Source material –
###
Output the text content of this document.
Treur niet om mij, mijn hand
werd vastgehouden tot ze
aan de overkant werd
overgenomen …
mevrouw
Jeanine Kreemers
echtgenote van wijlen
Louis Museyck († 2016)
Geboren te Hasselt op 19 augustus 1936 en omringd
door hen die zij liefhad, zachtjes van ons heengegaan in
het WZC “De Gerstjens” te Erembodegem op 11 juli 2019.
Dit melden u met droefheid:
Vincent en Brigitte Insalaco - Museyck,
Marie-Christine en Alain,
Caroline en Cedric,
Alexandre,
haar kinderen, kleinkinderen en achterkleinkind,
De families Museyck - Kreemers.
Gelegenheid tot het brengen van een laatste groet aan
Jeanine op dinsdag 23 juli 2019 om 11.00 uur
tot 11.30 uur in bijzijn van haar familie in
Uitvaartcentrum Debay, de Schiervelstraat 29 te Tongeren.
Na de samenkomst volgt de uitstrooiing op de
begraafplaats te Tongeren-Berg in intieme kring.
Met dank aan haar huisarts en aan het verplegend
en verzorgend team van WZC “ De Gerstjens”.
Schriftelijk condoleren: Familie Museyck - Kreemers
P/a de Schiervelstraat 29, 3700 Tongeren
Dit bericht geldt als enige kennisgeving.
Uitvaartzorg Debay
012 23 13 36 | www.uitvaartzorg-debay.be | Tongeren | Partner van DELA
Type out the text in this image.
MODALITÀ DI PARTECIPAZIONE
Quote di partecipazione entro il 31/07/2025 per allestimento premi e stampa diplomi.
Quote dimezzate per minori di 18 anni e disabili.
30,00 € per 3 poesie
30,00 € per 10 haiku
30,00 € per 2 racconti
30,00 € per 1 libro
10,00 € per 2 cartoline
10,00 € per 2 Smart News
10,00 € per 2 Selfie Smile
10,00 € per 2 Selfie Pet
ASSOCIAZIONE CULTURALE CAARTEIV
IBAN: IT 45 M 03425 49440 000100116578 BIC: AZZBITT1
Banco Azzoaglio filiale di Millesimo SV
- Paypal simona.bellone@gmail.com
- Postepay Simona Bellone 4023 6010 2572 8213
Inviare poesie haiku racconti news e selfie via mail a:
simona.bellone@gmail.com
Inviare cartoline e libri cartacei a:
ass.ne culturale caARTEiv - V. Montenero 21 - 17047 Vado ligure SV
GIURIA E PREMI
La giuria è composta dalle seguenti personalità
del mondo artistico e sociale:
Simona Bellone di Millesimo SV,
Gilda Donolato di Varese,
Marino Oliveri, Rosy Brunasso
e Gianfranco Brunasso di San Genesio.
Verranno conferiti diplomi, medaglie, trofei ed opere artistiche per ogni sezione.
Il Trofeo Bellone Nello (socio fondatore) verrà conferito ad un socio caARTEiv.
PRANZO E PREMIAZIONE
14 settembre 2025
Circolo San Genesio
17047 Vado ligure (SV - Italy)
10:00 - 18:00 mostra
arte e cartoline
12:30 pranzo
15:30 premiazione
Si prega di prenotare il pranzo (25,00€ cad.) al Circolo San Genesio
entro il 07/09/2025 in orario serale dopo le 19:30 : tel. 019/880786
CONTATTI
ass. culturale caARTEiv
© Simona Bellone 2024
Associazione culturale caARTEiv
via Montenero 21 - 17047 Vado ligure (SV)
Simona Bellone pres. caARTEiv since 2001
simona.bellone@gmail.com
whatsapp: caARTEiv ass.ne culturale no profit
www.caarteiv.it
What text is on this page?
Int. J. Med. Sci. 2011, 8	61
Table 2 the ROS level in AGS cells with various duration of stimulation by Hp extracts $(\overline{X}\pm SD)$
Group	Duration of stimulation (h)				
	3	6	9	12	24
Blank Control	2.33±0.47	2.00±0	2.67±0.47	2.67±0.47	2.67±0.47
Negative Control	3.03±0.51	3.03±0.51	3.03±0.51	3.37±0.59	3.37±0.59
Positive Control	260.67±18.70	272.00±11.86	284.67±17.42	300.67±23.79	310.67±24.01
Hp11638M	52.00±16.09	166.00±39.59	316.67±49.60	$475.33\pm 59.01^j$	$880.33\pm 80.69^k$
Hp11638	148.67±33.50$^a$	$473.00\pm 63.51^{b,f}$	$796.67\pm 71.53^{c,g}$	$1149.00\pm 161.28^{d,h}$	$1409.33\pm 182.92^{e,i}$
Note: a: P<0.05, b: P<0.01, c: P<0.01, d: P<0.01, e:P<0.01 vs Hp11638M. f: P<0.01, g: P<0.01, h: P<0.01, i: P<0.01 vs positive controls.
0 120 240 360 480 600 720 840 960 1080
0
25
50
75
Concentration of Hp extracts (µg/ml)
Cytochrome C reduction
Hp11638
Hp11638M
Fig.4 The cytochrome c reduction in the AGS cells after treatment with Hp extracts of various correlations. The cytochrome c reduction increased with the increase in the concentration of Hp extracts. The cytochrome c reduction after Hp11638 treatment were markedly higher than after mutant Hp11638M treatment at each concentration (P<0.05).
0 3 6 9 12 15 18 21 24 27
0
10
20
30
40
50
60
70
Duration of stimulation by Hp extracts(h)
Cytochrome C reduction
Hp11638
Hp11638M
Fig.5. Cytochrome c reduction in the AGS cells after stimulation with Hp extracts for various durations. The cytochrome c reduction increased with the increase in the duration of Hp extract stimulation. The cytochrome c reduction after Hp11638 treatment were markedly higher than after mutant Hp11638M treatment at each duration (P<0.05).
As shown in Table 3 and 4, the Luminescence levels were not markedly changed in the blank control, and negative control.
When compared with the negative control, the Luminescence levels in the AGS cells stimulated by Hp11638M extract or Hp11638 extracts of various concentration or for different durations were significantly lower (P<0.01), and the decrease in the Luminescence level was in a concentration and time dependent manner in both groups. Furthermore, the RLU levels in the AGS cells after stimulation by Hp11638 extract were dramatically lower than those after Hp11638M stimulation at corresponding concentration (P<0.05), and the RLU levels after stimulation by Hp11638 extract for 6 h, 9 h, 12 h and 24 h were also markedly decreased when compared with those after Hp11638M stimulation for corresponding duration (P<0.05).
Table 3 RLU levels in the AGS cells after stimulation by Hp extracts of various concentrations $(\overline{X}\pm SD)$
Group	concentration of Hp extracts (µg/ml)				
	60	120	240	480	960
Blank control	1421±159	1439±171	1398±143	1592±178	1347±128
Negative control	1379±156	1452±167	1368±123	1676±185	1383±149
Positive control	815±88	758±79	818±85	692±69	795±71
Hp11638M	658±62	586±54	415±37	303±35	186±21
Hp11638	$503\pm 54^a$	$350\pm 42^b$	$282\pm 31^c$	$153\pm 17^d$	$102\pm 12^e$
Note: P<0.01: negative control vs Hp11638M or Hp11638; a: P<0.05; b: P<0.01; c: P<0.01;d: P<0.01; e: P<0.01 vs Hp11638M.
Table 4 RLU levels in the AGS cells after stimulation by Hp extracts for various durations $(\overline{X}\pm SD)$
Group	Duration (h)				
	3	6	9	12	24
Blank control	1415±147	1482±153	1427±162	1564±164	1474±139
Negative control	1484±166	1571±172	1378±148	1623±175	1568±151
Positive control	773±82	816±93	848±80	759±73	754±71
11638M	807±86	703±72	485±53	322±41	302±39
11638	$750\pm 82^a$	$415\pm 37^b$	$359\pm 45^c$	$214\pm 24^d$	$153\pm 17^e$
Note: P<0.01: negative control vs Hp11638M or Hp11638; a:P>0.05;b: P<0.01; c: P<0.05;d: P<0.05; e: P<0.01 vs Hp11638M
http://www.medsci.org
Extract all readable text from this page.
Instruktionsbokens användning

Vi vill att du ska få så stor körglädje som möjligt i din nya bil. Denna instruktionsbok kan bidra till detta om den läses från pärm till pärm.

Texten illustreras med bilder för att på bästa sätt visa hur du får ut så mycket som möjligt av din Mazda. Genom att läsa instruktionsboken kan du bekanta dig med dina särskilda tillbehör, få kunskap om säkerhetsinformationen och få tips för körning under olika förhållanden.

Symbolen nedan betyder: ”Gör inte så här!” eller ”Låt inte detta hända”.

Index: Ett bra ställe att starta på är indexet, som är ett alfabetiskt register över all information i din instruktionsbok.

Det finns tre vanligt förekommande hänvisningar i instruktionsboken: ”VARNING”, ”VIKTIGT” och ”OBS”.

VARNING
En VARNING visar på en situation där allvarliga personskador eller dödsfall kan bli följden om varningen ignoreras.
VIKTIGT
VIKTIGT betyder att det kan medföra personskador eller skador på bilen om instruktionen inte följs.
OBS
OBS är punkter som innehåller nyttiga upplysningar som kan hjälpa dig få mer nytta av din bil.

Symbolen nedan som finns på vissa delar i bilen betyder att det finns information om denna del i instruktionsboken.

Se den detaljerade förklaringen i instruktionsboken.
###
Instructions for the task – Copy out each line of the listing that holds the string "Circolo".

Answer space –
Circolo San Genesio
Si prega di prenotare il pranzo (25,00€ cad.) al Circolo San Genesio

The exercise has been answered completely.